| REQUEST |
Copy out each line of the material in which the word "Wilcoxon" appears.

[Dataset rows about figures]

== == ==

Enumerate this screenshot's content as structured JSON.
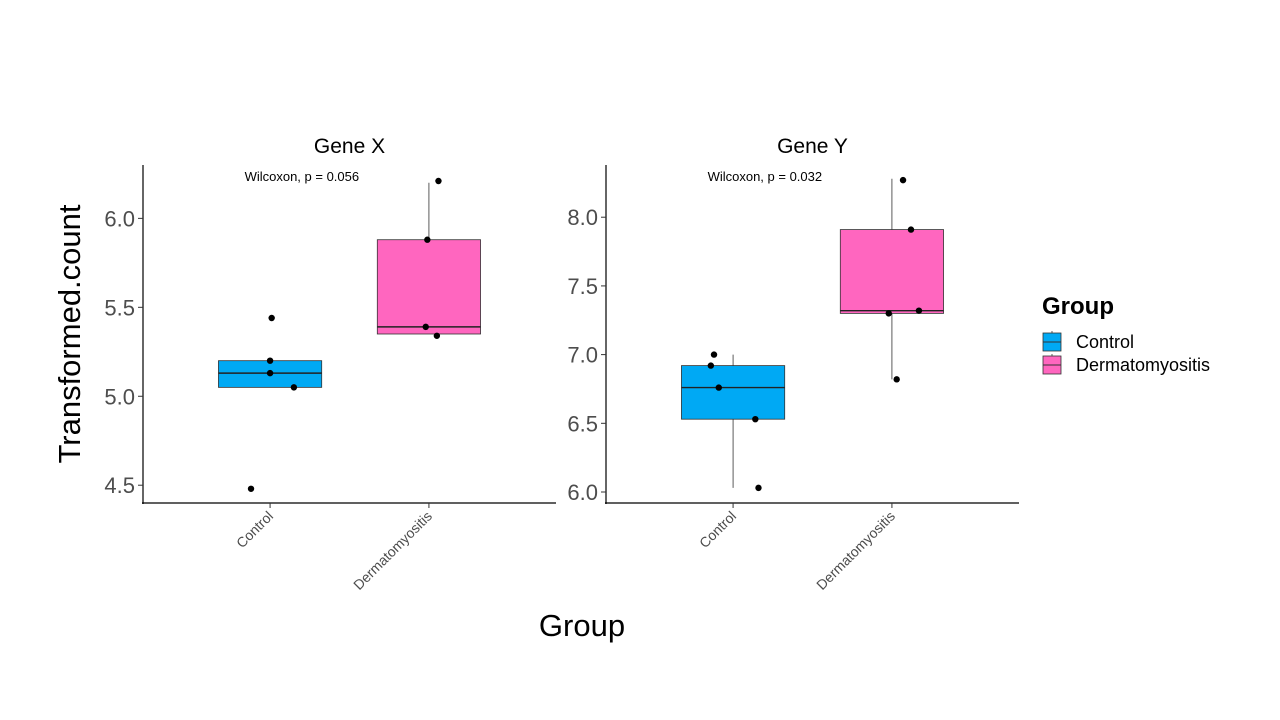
{
  "chart_data": {
    "type": "box",
    "xlabel": "Group",
    "ylabel": "Transformed.count",
    "legend": {
      "title": "Group",
      "position": "right",
      "entries": [
        {
          "label": "Control",
          "color": "#00A9F4"
        },
        {
          "label": "Dermatomyositis",
          "color": "#FF66BF"
        }
      ]
    },
    "categories": [
      "Control",
      "Dermatomyositis"
    ],
    "panels": [
      {
        "title": "Gene X",
        "annotation": "Wilcoxon, p = 0.056",
        "ylim": [
          4.4,
          6.3
        ],
        "yticks": [
          4.5,
          5.0,
          5.5,
          6.0
        ],
        "ytick_labels": [
          "4.5",
          "5.0",
          "5.5",
          "6.0"
        ],
        "boxes": [
          {
            "group": "Control",
            "whisker_low": 5.05,
            "q1": 5.05,
            "median": 5.13,
            "q3": 5.2,
            "whisker_high": 5.2,
            "points": [
              4.48,
              5.05,
              5.13,
              5.2,
              5.44
            ],
            "jitter": [
              -0.12,
              0.15,
              0.0,
              0.0,
              0.01
            ]
          },
          {
            "group": "Dermatomyositis",
            "whisker_low": 5.35,
            "q1": 5.35,
            "median": 5.39,
            "q3": 5.88,
            "whisker_high": 6.2,
            "points": [
              5.34,
              5.39,
              5.88,
              6.21
            ],
            "jitter": [
              0.05,
              -0.02,
              -0.01,
              0.06
            ]
          }
        ]
      },
      {
        "title": "Gene Y",
        "annotation": "Wilcoxon, p = 0.032",
        "ylim": [
          5.92,
          8.38
        ],
        "yticks": [
          6.0,
          6.5,
          7.0,
          7.5,
          8.0
        ],
        "ytick_labels": [
          "6.0",
          "6.5",
          "7.0",
          "7.5",
          "8.0"
        ],
        "boxes": [
          {
            "group": "Control",
            "whisker_low": 6.03,
            "q1": 6.53,
            "median": 6.76,
            "q3": 6.92,
            "whisker_high": 7.0,
            "points": [
              6.03,
              6.53,
              6.76,
              6.92,
              7.0
            ],
            "jitter": [
              0.16,
              0.14,
              -0.09,
              -0.14,
              -0.12
            ]
          },
          {
            "group": "Dermatomyositis",
            "whisker_low": 6.82,
            "q1": 7.3,
            "median": 7.32,
            "q3": 7.91,
            "whisker_high": 8.28,
            "points": [
              6.82,
              7.3,
              7.32,
              7.91,
              8.27
            ],
            "jitter": [
              0.03,
              -0.02,
              0.17,
              0.12,
              0.07
            ]
          }
        ]
      }
    ]
  }
}
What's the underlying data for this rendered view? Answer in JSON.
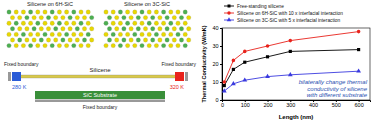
{
  "chart_data": {
    "type": "line",
    "x_label": "Length (nm)",
    "y_label": "Thermal Conductivity (W/mK)",
    "annotation": [
      "bilaterally change thermal",
      "conductivity of silicene",
      "with different substrate"
    ],
    "x": [
      10,
      50,
      100,
      200,
      300,
      600
    ],
    "xlim": [
      0,
      650
    ],
    "xticks": [
      0,
      100,
      200,
      300,
      400,
      500,
      600
    ],
    "ylim": [
      0,
      40
    ],
    "yticks": [
      0,
      10,
      20,
      30,
      40
    ],
    "series": [
      {
        "name": "Free-standing silicene",
        "color": "#000000",
        "marker": "square",
        "line_style": "solid",
        "values": [
          8,
          17,
          21,
          24,
          27,
          28
        ]
      },
      {
        "name": "Silicene on 6H-SiC with 10 x interfacial interaction",
        "color": "#e8231c",
        "marker": "circle",
        "line_style": "solid",
        "values": [
          10,
          22,
          27,
          30,
          33,
          38
        ]
      },
      {
        "name": "Silicene on 3C-SiC with 5 x interfacial interaction",
        "color": "#3a3adf",
        "marker": "triangle",
        "line_style": "solid",
        "values": [
          5,
          9,
          11,
          13,
          14,
          16
        ]
      }
    ]
  },
  "diagram": {
    "panels": [
      {
        "title": "Silicene on 6H-SiC"
      },
      {
        "title": "Silicene on 3C-SiC"
      }
    ],
    "layer_label": "Silicene",
    "substrate_label": "SiC Substrate",
    "boundary_labels": [
      "Fixed boundary",
      "Fixed boundary",
      "Fixed boundary"
    ],
    "temperatures": [
      "280 K",
      "320 K"
    ]
  }
}
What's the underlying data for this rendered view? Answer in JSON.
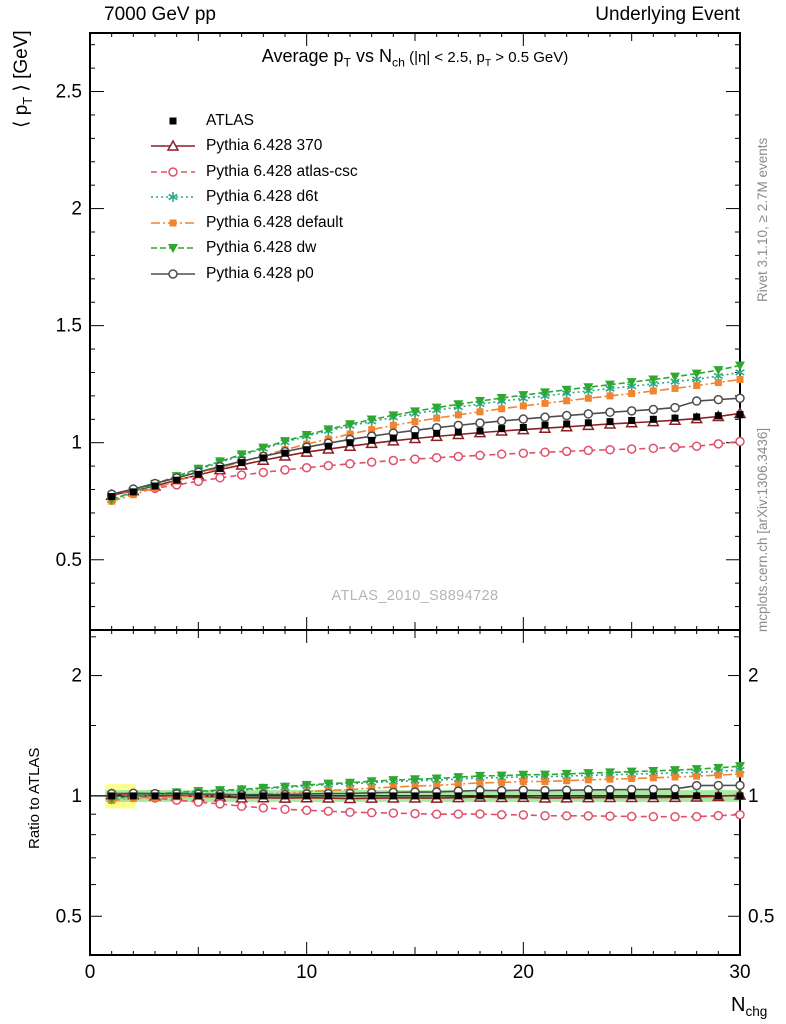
{
  "header": {
    "left": "7000 GeV pp",
    "right": "Underlying Event"
  },
  "side_notes": {
    "top": "Rivet 3.1.10, ≥ 2.7M events",
    "bottom": "mcplots.cern.ch [arXiv:1306.3436]"
  },
  "watermark": "ATLAS_2010_S8894728",
  "labels": {
    "title": {
      "p1": "Average p",
      "s1": "T",
      "p2": " vs N",
      "s2": "ch",
      "p3": " (|η| < 2.5, p",
      "s3": "T",
      "p4": " > 0.5 GeV)"
    },
    "ylabel": {
      "p1": "⟨ p",
      "s1": "T",
      "p2": " ⟩ [GeV]"
    },
    "xlabel": {
      "p1": "N",
      "s1": "chg"
    },
    "ratio": "Ratio to ATLAS"
  },
  "chart_data": {
    "type": "line",
    "title_text": "Average pT vs Nch (|η| < 2.5, pT > 0.5 GeV)",
    "xlabel_text": "Nchg",
    "ylabel_text": "<pT> [GeV]",
    "ratio_label_text": "Ratio to ATLAS",
    "legend_position": "top-left-inside",
    "x": [
      1,
      2,
      3,
      4,
      5,
      6,
      7,
      8,
      9,
      10,
      11,
      12,
      13,
      14,
      15,
      16,
      17,
      18,
      19,
      20,
      21,
      22,
      23,
      24,
      25,
      26,
      27,
      28,
      29,
      30
    ],
    "x_axis": {
      "min": 0,
      "max": 30,
      "major": [
        0,
        10,
        20,
        30
      ],
      "tick_labels": [
        "0",
        "10",
        "20",
        "30"
      ]
    },
    "y_axis": {
      "min": 0.2,
      "max": 2.75,
      "major": [
        0.5,
        1,
        1.5,
        2,
        2.5
      ],
      "minor_step": 0.1,
      "tick_labels": [
        "0.5",
        "1",
        "1.5",
        "2",
        "2.5"
      ]
    },
    "ratio_axis": {
      "min": 0.4,
      "max": 2.6,
      "scale": "log",
      "major": [
        0.5,
        1,
        2
      ],
      "minor": [
        0.6,
        0.7,
        0.8,
        0.9,
        1.5,
        2.5
      ],
      "tick_labels": [
        "0.5",
        "1",
        "2"
      ]
    },
    "ratio_reference": "ATLAS",
    "bands": {
      "yellow": {
        "x0": 0.7,
        "x1": 2.1,
        "y0": 0.93,
        "y1": 1.07,
        "color": "#ffff8c"
      },
      "green": {
        "x0": 0.7,
        "x1": 30,
        "y0": 0.966,
        "y1": 1.034,
        "color": "#a9e8a0"
      }
    },
    "series": [
      {
        "label": "ATLAS",
        "marker": "square-filled",
        "color": "#000000",
        "line": "none",
        "dash": "",
        "values": [
          0.77,
          0.79,
          0.815,
          0.84,
          0.865,
          0.89,
          0.915,
          0.935,
          0.955,
          0.97,
          0.985,
          1.0,
          1.01,
          1.02,
          1.03,
          1.04,
          1.045,
          1.05,
          1.06,
          1.065,
          1.075,
          1.08,
          1.085,
          1.09,
          1.095,
          1.1,
          1.105,
          1.11,
          1.115,
          1.12
        ]
      },
      {
        "label": "Pythia 6.428 370",
        "marker": "triangle-open",
        "color": "#8b1f24",
        "line": "solid",
        "dash": "",
        "values": [
          0.775,
          0.795,
          0.815,
          0.84,
          0.862,
          0.885,
          0.905,
          0.925,
          0.943,
          0.96,
          0.973,
          0.985,
          0.997,
          1.008,
          1.018,
          1.027,
          1.035,
          1.043,
          1.05,
          1.056,
          1.062,
          1.068,
          1.074,
          1.08,
          1.085,
          1.09,
          1.096,
          1.103,
          1.112,
          1.125
        ]
      },
      {
        "label": "Pythia 6.428 atlas-csc",
        "marker": "circle-open",
        "color": "#e0506a",
        "line": "dashed",
        "dash": "6,4",
        "values": [
          0.78,
          0.79,
          0.805,
          0.82,
          0.835,
          0.85,
          0.862,
          0.873,
          0.884,
          0.893,
          0.902,
          0.91,
          0.917,
          0.924,
          0.93,
          0.936,
          0.941,
          0.946,
          0.951,
          0.955,
          0.959,
          0.963,
          0.967,
          0.97,
          0.973,
          0.976,
          0.98,
          0.985,
          0.995,
          1.005
        ]
      },
      {
        "label": "Pythia 6.428 d6t",
        "marker": "asterisk",
        "color": "#2ba98c",
        "line": "dotted",
        "dash": "2,3",
        "values": [
          0.755,
          0.787,
          0.82,
          0.853,
          0.885,
          0.916,
          0.946,
          0.975,
          1.002,
          1.028,
          1.051,
          1.072,
          1.091,
          1.108,
          1.124,
          1.139,
          1.152,
          1.165,
          1.177,
          1.189,
          1.2,
          1.211,
          1.221,
          1.231,
          1.241,
          1.251,
          1.261,
          1.271,
          1.285,
          1.3
        ]
      },
      {
        "label": "Pythia 6.428 default",
        "marker": "square-filled",
        "color": "#f08430",
        "line": "dash-dot",
        "dash": "9,3,2,3",
        "values": [
          0.75,
          0.778,
          0.807,
          0.836,
          0.864,
          0.892,
          0.919,
          0.945,
          0.97,
          0.994,
          1.016,
          1.037,
          1.056,
          1.074,
          1.09,
          1.105,
          1.119,
          1.132,
          1.145,
          1.157,
          1.168,
          1.179,
          1.19,
          1.2,
          1.21,
          1.221,
          1.232,
          1.244,
          1.257,
          1.27
        ]
      },
      {
        "label": "Pythia 6.428 dw",
        "marker": "triangle-down-filled",
        "color": "#2fa82f",
        "line": "dashed",
        "dash": "6,3",
        "values": [
          0.757,
          0.79,
          0.824,
          0.857,
          0.889,
          0.92,
          0.95,
          0.979,
          1.007,
          1.033,
          1.057,
          1.079,
          1.099,
          1.117,
          1.134,
          1.15,
          1.164,
          1.178,
          1.191,
          1.203,
          1.215,
          1.226,
          1.237,
          1.248,
          1.259,
          1.27,
          1.282,
          1.295,
          1.31,
          1.33
        ]
      },
      {
        "label": "Pythia 6.428 p0",
        "marker": "circle-open",
        "color": "#4d4d4d",
        "line": "solid",
        "dash": "",
        "values": [
          0.78,
          0.802,
          0.826,
          0.85,
          0.874,
          0.898,
          0.921,
          0.942,
          0.962,
          0.981,
          0.998,
          1.014,
          1.028,
          1.041,
          1.053,
          1.064,
          1.074,
          1.084,
          1.093,
          1.101,
          1.109,
          1.116,
          1.123,
          1.13,
          1.136,
          1.142,
          1.15,
          1.178,
          1.184,
          1.19
        ]
      }
    ]
  }
}
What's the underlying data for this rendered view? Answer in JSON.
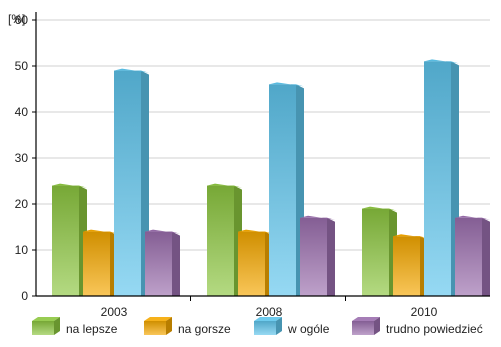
{
  "chart_data": {
    "type": "bar",
    "style": "3d",
    "y_unit_label": "[%]",
    "categories": [
      "2003",
      "2008",
      "2010"
    ],
    "ylim": [
      0,
      60
    ],
    "yticks": [
      0,
      10,
      20,
      30,
      40,
      50,
      60
    ],
    "grid": true,
    "legend_position": "bottom",
    "series": [
      {
        "name": "na lepsze",
        "values": [
          24,
          24,
          19
        ],
        "color": "#8cc63f"
      },
      {
        "name": "na gorsze",
        "values": [
          14,
          14,
          13
        ],
        "color": "#f5a800"
      },
      {
        "name": "w ogóle",
        "values": [
          49,
          46,
          51
        ],
        "color": "#5ec5ec"
      },
      {
        "name": "trudno powiedzieć",
        "values": [
          14,
          17,
          17
        ],
        "color": "#9b6fae"
      }
    ]
  }
}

== == ==

| REPLY TO THE EXERCISE |
        "annotation": "Wilcoxon, p = 0.056",
        "annotation": "Wilcoxon, p = 0.032",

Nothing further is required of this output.